| Written task |
From the material below, list every line containing "icon".

| Dataset excerpts |

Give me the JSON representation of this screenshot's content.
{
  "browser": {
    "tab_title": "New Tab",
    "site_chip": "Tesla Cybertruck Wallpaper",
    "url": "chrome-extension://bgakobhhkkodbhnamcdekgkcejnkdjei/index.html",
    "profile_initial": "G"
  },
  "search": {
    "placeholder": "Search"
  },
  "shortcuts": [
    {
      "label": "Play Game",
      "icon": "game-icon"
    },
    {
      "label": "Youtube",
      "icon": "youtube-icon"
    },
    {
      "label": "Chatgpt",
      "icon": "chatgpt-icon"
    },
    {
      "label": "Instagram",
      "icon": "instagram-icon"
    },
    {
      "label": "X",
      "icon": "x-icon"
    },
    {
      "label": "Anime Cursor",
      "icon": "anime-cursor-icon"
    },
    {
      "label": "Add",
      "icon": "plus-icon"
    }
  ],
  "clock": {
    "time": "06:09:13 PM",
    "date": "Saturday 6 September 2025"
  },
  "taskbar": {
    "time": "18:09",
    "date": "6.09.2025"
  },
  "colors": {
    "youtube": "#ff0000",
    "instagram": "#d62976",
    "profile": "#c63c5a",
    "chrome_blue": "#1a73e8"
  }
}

| Output of the task |
      "icon": "game-icon"
      "icon": "youtube-icon"
      "icon": "chatgpt-icon"
      "icon": "instagram-icon"
      "icon": "x-icon"
      "icon": "anime-cursor-icon"
      "icon": "plus-icon"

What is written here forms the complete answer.